◆ **THE REQUEST**
Reproduce nothing but the closing run of lines: the line with "Convert this document image to plain text." and each line that follows it to the end of the data.

[Extracted records]

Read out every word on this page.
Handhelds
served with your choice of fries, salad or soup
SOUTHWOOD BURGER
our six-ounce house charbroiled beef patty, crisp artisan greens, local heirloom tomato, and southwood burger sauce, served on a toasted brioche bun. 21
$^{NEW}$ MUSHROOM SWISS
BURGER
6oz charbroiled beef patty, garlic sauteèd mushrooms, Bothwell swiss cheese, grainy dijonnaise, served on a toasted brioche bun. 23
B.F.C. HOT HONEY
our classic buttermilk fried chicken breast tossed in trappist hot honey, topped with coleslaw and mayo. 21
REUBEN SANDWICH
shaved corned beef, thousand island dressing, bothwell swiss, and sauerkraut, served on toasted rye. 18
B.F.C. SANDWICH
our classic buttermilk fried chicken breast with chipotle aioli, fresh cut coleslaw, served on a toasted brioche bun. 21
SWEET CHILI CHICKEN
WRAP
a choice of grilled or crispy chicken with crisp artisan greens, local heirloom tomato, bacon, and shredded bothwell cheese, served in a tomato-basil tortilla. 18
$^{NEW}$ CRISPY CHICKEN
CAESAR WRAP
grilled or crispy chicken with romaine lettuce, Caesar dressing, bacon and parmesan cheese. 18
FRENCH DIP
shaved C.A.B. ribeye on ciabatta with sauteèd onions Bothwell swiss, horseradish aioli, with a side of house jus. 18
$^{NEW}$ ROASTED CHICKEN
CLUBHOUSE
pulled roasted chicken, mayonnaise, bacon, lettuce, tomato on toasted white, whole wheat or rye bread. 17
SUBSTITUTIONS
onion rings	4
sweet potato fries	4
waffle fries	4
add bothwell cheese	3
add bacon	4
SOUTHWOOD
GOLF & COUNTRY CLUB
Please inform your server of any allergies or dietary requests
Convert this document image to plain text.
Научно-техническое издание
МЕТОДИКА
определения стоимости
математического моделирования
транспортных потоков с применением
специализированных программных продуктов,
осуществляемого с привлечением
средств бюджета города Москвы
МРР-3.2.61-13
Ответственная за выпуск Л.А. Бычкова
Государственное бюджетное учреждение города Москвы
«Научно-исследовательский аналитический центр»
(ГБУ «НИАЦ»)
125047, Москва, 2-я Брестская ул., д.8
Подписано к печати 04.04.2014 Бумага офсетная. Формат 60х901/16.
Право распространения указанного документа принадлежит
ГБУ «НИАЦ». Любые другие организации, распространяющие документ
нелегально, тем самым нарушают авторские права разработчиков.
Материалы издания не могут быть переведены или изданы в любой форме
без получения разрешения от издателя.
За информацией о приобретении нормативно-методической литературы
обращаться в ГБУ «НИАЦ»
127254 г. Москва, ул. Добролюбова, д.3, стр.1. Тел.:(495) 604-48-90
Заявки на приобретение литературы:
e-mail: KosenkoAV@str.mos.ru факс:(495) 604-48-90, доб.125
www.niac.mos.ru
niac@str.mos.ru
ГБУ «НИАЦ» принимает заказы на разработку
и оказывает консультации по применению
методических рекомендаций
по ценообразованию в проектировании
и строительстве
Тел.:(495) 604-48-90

◆ **FULL RESPONSE**
Convert this document image to plain text.
Научно-техническое издание
МЕТОДИКА
определения стоимости
математического моделирования
транспортных потоков с применением
специализированных программных продуктов,
осуществляемого с привлечением
средств бюджета города Москвы
МРР-3.2.61-13
Ответственная за выпуск Л.А. Бычкова
Государственное бюджетное учреждение города Москвы
«Научно-исследовательский аналитический центр»
(ГБУ «НИАЦ»)
125047, Москва, 2-я Брестская ул., д.8
Подписано к печати 04.04.2014 Бумага офсетная. Формат 60х901/16.
Право распространения указанного документа принадлежит
ГБУ «НИАЦ». Любые другие организации, распространяющие документ
нелегально, тем самым нарушают авторские права разработчиков.
Материалы издания не могут быть переведены или изданы в любой форме
без получения разрешения от издателя.
За информацией о приобретении нормативно-методической литературы
обращаться в ГБУ «НИАЦ»
127254 г. Москва, ул. Добролюбова, д.3, стр.1. Тел.:(495) 604-48-90
Заявки на приобретение литературы:
e-mail: KosenkoAV@str.mos.ru факс:(495) 604-48-90, доб.125
www.niac.mos.ru
niac@str.mos.ru
ГБУ «НИАЦ» принимает заказы на разработку
и оказывает консультации по применению
методических рекомендаций
по ценообразованию в проектировании
и строительстве
Тел.:(495) 604-48-90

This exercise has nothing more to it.